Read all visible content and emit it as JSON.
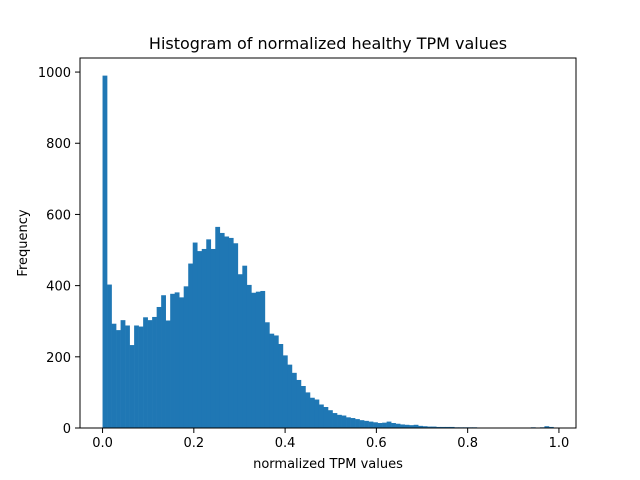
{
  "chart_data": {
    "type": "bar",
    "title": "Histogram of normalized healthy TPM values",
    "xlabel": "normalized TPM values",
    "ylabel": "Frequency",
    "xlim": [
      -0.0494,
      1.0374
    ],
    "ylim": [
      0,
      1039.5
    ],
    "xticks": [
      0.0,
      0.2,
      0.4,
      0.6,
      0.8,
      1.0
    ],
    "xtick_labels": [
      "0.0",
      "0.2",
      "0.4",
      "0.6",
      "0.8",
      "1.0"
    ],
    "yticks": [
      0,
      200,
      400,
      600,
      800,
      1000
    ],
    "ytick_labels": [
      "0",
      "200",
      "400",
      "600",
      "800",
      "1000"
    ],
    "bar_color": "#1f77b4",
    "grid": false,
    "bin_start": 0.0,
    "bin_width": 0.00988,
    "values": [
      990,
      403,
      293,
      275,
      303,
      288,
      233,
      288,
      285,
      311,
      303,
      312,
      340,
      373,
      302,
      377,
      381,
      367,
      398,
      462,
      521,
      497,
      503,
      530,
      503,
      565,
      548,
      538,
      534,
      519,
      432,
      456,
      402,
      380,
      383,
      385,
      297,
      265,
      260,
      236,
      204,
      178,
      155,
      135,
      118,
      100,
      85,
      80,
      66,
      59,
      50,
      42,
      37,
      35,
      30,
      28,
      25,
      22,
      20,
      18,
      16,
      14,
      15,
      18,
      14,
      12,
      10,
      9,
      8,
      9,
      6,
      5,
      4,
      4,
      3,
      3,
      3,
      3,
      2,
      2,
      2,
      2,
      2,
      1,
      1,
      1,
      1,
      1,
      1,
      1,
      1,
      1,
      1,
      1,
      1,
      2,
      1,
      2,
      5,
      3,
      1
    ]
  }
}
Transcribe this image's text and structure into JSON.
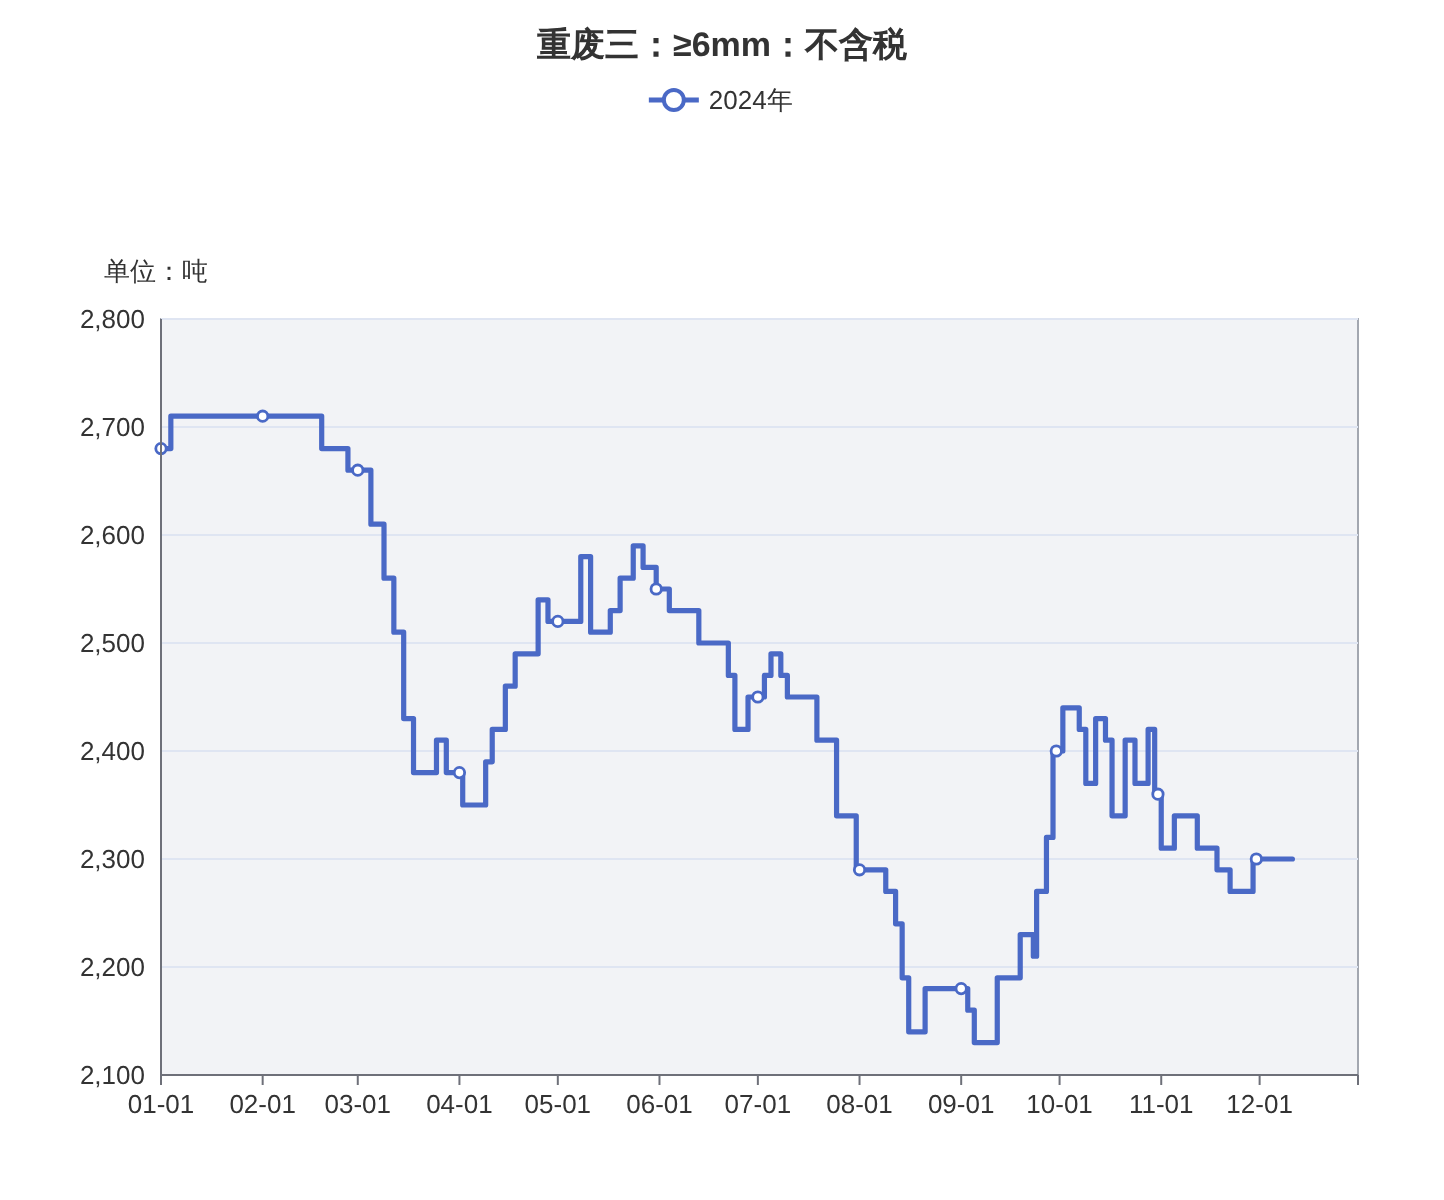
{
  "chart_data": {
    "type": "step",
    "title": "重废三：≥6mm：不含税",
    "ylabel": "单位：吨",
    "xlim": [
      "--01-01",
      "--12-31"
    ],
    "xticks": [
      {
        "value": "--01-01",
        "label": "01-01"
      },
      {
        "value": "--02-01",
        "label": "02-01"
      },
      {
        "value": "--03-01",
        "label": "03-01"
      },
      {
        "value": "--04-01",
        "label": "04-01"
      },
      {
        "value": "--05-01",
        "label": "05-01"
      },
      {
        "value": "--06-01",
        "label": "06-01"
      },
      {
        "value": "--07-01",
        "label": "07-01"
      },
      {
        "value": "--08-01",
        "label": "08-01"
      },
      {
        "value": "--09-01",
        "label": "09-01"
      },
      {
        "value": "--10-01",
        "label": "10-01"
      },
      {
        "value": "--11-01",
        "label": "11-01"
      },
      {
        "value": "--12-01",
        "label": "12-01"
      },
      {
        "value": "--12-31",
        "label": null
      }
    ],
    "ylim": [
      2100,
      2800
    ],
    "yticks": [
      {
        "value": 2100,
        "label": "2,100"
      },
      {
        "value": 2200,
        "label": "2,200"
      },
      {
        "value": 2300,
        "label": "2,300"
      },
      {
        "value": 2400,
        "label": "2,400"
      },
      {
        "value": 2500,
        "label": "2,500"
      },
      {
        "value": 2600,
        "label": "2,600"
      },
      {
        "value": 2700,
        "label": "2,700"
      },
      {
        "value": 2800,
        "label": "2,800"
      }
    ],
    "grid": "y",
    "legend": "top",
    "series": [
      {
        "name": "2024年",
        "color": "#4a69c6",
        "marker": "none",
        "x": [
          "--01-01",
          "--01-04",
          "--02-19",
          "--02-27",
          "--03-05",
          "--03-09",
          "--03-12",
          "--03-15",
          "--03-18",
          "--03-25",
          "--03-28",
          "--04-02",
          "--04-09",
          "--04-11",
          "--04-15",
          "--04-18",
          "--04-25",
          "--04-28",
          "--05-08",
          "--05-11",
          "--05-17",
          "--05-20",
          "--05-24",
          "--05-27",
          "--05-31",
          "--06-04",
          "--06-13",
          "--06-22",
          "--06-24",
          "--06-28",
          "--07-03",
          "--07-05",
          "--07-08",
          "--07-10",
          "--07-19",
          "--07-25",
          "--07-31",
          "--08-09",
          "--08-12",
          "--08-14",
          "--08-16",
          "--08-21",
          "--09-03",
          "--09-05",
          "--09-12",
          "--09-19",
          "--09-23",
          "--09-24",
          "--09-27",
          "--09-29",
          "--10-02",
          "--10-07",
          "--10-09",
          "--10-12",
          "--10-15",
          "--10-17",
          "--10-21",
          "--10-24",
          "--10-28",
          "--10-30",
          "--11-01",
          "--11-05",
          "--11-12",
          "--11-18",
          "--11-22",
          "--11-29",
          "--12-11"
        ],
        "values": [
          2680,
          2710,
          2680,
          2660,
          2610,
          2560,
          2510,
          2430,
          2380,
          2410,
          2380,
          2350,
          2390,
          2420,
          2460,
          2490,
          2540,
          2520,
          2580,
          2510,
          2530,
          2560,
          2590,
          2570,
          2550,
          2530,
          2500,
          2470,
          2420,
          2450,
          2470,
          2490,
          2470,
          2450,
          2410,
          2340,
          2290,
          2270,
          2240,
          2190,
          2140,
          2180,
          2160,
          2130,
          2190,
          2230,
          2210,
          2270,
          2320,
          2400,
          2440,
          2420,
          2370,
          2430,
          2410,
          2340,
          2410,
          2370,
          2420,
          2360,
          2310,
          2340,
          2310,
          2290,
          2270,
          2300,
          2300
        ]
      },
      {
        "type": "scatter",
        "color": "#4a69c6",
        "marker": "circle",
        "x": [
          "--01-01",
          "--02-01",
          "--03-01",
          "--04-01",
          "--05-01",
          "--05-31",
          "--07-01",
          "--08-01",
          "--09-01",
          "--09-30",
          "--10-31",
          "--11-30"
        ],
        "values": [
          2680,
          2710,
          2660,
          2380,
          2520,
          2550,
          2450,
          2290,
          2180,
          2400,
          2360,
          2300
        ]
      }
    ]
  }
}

## Aim
Retype every record above exactly as written, but leave out the pictures.

## Exercise output
Read all visible content and emit it as JSON.
{
  "chart_data": {
    "type": "bar",
    "title": "Histogram of normalized healthy TPM values",
    "xlabel": "normalized TPM values",
    "ylabel": "Frequency",
    "xlim": [
      -0.0494,
      1.0374
    ],
    "ylim": [
      0,
      1039.5
    ],
    "xticks": [
      0.0,
      0.2,
      0.4,
      0.6,
      0.8,
      1.0
    ],
    "xtick_labels": [
      "0.0",
      "0.2",
      "0.4",
      "0.6",
      "0.8",
      "1.0"
    ],
    "yticks": [
      0,
      200,
      400,
      600,
      800,
      1000
    ],
    "ytick_labels": [
      "0",
      "200",
      "400",
      "600",
      "800",
      "1000"
    ],
    "bar_color": "#1f77b4",
    "grid": false,
    "bin_start": 0.0,
    "bin_width": 0.00988,
    "values": [
      990,
      403,
      293,
      275,
      303,
      288,
      233,
      288,
      285,
      311,
      303,
      312,
      340,
      373,
      302,
      377,
      381,
      367,
      398,
      462,
      521,
      497,
      503,
      530,
      503,
      565,
      548,
      538,
      534,
      519,
      432,
      456,
      402,
      380,
      383,
      385,
      297,
      265,
      260,
      236,
      204,
      178,
      155,
      135,
      118,
      100,
      85,
      80,
      66,
      59,
      50,
      42,
      37,
      35,
      30,
      28,
      25,
      22,
      20,
      18,
      16,
      14,
      15,
      18,
      14,
      12,
      10,
      9,
      8,
      9,
      6,
      5,
      4,
      4,
      3,
      3,
      3,
      3,
      2,
      2,
      2,
      2,
      2,
      1,
      1,
      1,
      1,
      1,
      1,
      1,
      1,
      1,
      1,
      1,
      1,
      2,
      1,
      2,
      5,
      3,
      1
    ]
  }
}
Transcribe this image's text and structure into JSON.
{
  "chart_data": {
    "type": "step",
    "title": "重废三：≥6mm：不含税",
    "ylabel": "单位：吨",
    "xlim": [
      "--01-01",
      "--12-31"
    ],
    "xticks": [
      {
        "value": "--01-01",
        "label": "01-01"
      },
      {
        "value": "--02-01",
        "label": "02-01"
      },
      {
        "value": "--03-01",
        "label": "03-01"
      },
      {
        "value": "--04-01",
        "label": "04-01"
      },
      {
        "value": "--05-01",
        "label": "05-01"
      },
      {
        "value": "--06-01",
        "label": "06-01"
      },
      {
        "value": "--07-01",
        "label": "07-01"
      },
      {
        "value": "--08-01",
        "label": "08-01"
      },
      {
        "value": "--09-01",
        "label": "09-01"
      },
      {
        "value": "--10-01",
        "label": "10-01"
      },
      {
        "value": "--11-01",
        "label": "11-01"
      },
      {
        "value": "--12-01",
        "label": "12-01"
      },
      {
        "value": "--12-31",
        "label": null
      }
    ],
    "ylim": [
      2100,
      2800
    ],
    "yticks": [
      {
        "value": 2100,
        "label": "2,100"
      },
      {
        "value": 2200,
        "label": "2,200"
      },
      {
        "value": 2300,
        "label": "2,300"
      },
      {
        "value": 2400,
        "label": "2,400"
      },
      {
        "value": 2500,
        "label": "2,500"
      },
      {
        "value": 2600,
        "label": "2,600"
      },
      {
        "value": 2700,
        "label": "2,700"
      },
      {
        "value": 2800,
        "label": "2,800"
      }
    ],
    "grid": "y",
    "legend": "top",
    "series": [
      {
        "name": "2024年",
        "color": "#4a69c6",
        "marker": "none",
        "x": [
          "--01-01",
          "--01-04",
          "--02-19",
          "--02-27",
          "--03-05",
          "--03-09",
          "--03-12",
          "--03-15",
          "--03-18",
          "--03-25",
          "--03-28",
          "--04-02",
          "--04-09",
          "--04-11",
          "--04-15",
          "--04-18",
          "--04-25",
          "--04-28",
          "--05-08",
          "--05-11",
          "--05-17",
          "--05-20",
          "--05-24",
          "--05-27",
          "--05-31",
          "--06-04",
          "--06-13",
          "--06-22",
          "--06-24",
          "--06-28",
          "--07-03",
          "--07-05",
          "--07-08",
          "--07-10",
          "--07-19",
          "--07-25",
          "--07-31",
          "--08-09",
          "--08-12",
          "--08-14",
          "--08-16",
          "--08-21",
          "--09-03",
          "--09-05",
          "--09-12",
          "--09-19",
          "--09-23",
          "--09-24",
          "--09-27",
          "--09-29",
          "--10-02",
          "--10-07",
          "--10-09",
          "--10-12",
          "--10-15",
          "--10-17",
          "--10-21",
          "--10-24",
          "--10-28",
          "--10-30",
          "--11-01",
          "--11-05",
          "--11-12",
          "--11-18",
          "--11-22",
          "--11-29",
          "--12-11"
        ],
        "values": [
          2680,
          2710,
          2680,
          2660,
          2610,
          2560,
          2510,
          2430,
          2380,
          2410,
          2380,
          2350,
          2390,
          2420,
          2460,
          2490,
          2540,
          2520,
          2580,
          2510,
          2530,
          2560,
          2590,
          2570,
          2550,
          2530,
          2500,
          2470,
          2420,
          2450,
          2470,
          2490,
          2470,
          2450,
          2410,
          2340,
          2290,
          2270,
          2240,
          2190,
          2140,
          2180,
          2160,
          2130,
          2190,
          2230,
          2210,
          2270,
          2320,
          2400,
          2440,
          2420,
          2370,
          2430,
          2410,
          2340,
          2410,
          2370,
          2420,
          2360,
          2310,
          2340,
          2310,
          2290,
          2270,
          2300,
          2300
        ]
      },
      {
        "type": "scatter",
        "color": "#4a69c6",
        "marker": "circle",
        "x": [
          "--01-01",
          "--02-01",
          "--03-01",
          "--04-01",
          "--05-01",
          "--05-31",
          "--07-01",
          "--08-01",
          "--09-01",
          "--09-30",
          "--10-31",
          "--11-30"
        ],
        "values": [
          2680,
          2710,
          2660,
          2380,
          2520,
          2550,
          2450,
          2290,
          2180,
          2400,
          2360,
          2300
        ]
      }
    ]
  }
}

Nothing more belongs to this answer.